§ Objetivo de la tarea: Transcriba textualmente la parte del fragmento sobre la familia solicitante de asilo que va desde "Debían encontrarlo ellos" hasta "Comunidad de Madrid.".

--- Fragmento de origen ---

A partir de entonces, solo les quedó confiar. Los solicitantes de asilo tienen derecho a acceder al sistema de acogida en caso de no disponer con recursos económicos para cubrir sus necesidades básicas. Ana y Marco confiaban en contar con suficientes ahorros para subsistir por su cuenta, pero tras perder su trabajo, ya han agotado lo poco que les quedaba. “Lo único que manteníamos de nuestros ahorros eran esos 300 euros. No tenemos nada”, contaba con angustia Marcos a eldiario.es el día siguiente de verse en la calle.
“Mi hija decía que el miedo no le dejaba hablar”
La familia fue trasladada por Cruz Roja a un hostal de emergencia ubicado en el centro de Madrid. La entidad social les indicó que allí pasarían dos noches, y el lunes buscarían otra solución más estable junto a los servicios sociales. Su hija mayor, de 10 años, dejó de hablar el día que la Policía apareció en su segunda vivienda. “Estaba muda. Decía que el miedo no le dejaba hablar”, explica su madre mientras la bebé gatea sobre la cama de una colorida habitación.
“No quería ni comer: solo decía que quería volver al primer lugar donde estuvimos. No entendía que no podemos, que nos habían vuelto a sacar”, sostiene Ana. La niña quería regresar a aquella habitación de tres metros cuadrados, donde se agobiaba ante la falta de espacio, pero donde no sentía la incertidumbre que padecía en este nuevo lugar, la tercera habitación, la tercera cama en apenas dos semanas.
En este hostal temporal, sus padres no podían responder a la pregunta de dónde estarían al día siguiente. No sabían con seguridad si acabarían en la calle, seguirían allí o les llevarían a otro lugar. Cumplidos los dos días de estancia en el hostal de emergencia, los propietarios les indicaron que debían preparar sus cosas. Se imaginaron de nuevo en la calle, una tercera vez, pero la intervención de Cruz Roja con su trabajadora social lo evitó, indican. Las servicios sociales se comprometieron a financiarles un piso durante un mes ante la situación de emergencia.
Debían encontrarlo ellos mismos, algo complicado. “Fue muy angustioso. Nosotros no dormíamos, creíamos que volveríamos a la calle. No encontrábamos nada. En todos nos exigían desembolsar muchísimo dinero de fianza o de agencia”, relata Marcos. El hecho de ser solicitantes de asilo y aún no contar con permiso para trabajar en España dificultaba aún más el cumplimiento de los requisitos exigidos en el ya inflado mercado del alquiler de la Comunidad de Madrid.

--- Entradas extraídas ---

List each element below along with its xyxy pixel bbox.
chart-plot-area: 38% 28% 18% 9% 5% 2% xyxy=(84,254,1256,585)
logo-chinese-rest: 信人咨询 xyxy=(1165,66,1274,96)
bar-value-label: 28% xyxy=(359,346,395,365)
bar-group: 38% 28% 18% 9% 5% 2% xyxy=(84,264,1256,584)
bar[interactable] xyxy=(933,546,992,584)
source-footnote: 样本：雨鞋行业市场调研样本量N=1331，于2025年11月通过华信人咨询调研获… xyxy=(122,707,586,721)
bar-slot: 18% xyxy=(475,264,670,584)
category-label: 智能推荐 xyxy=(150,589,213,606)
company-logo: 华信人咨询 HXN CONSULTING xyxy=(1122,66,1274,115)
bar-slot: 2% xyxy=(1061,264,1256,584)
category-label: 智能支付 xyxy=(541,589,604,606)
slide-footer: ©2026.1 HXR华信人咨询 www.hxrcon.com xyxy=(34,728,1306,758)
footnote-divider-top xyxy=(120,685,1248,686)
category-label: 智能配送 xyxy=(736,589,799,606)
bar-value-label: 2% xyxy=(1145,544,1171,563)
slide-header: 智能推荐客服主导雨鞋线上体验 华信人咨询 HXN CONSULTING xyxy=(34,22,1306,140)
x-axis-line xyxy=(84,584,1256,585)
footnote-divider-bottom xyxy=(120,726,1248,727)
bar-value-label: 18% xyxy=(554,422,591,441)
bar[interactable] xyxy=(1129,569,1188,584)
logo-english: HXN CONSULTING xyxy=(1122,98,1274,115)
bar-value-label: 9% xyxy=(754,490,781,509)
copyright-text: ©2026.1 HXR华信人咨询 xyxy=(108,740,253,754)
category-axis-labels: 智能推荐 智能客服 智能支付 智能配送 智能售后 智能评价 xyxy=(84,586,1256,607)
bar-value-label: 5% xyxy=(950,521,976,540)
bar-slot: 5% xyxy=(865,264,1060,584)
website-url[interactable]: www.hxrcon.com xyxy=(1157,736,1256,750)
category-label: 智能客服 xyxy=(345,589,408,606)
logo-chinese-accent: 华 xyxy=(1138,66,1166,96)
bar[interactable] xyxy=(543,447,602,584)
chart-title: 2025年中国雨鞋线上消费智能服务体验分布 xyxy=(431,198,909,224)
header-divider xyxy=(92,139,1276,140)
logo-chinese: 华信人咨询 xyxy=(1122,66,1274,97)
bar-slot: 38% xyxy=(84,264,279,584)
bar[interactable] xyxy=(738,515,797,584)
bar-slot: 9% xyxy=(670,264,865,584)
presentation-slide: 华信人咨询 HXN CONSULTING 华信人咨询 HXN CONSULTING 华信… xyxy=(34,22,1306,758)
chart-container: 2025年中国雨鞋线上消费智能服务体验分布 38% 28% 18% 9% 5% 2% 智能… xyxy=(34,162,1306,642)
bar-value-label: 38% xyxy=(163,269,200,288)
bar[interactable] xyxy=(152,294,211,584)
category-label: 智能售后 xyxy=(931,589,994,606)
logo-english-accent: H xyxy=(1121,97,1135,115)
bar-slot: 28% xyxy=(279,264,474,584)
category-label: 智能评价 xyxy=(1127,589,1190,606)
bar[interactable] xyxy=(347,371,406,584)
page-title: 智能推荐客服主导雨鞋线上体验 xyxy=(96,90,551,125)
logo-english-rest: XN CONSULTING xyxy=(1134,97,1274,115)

---

§ Resultado de la tarea:
Debían encontrarlo ellos mismos, algo complicado. “Fue muy angustioso. Nosotros no dormíamos, creíamos que volveríamos a la calle. No encontrábamos nada. En todos nos exigían desembolsar muchísimo dinero de fianza o de agencia”, relata Marcos. El hecho de ser solicitantes de asilo y aún no contar con permiso para trabajar en España dificultaba aún más el cumplimiento de los requisitos exigidos en el ya inflado mercado del alquiler de la Comunidad de Madrid.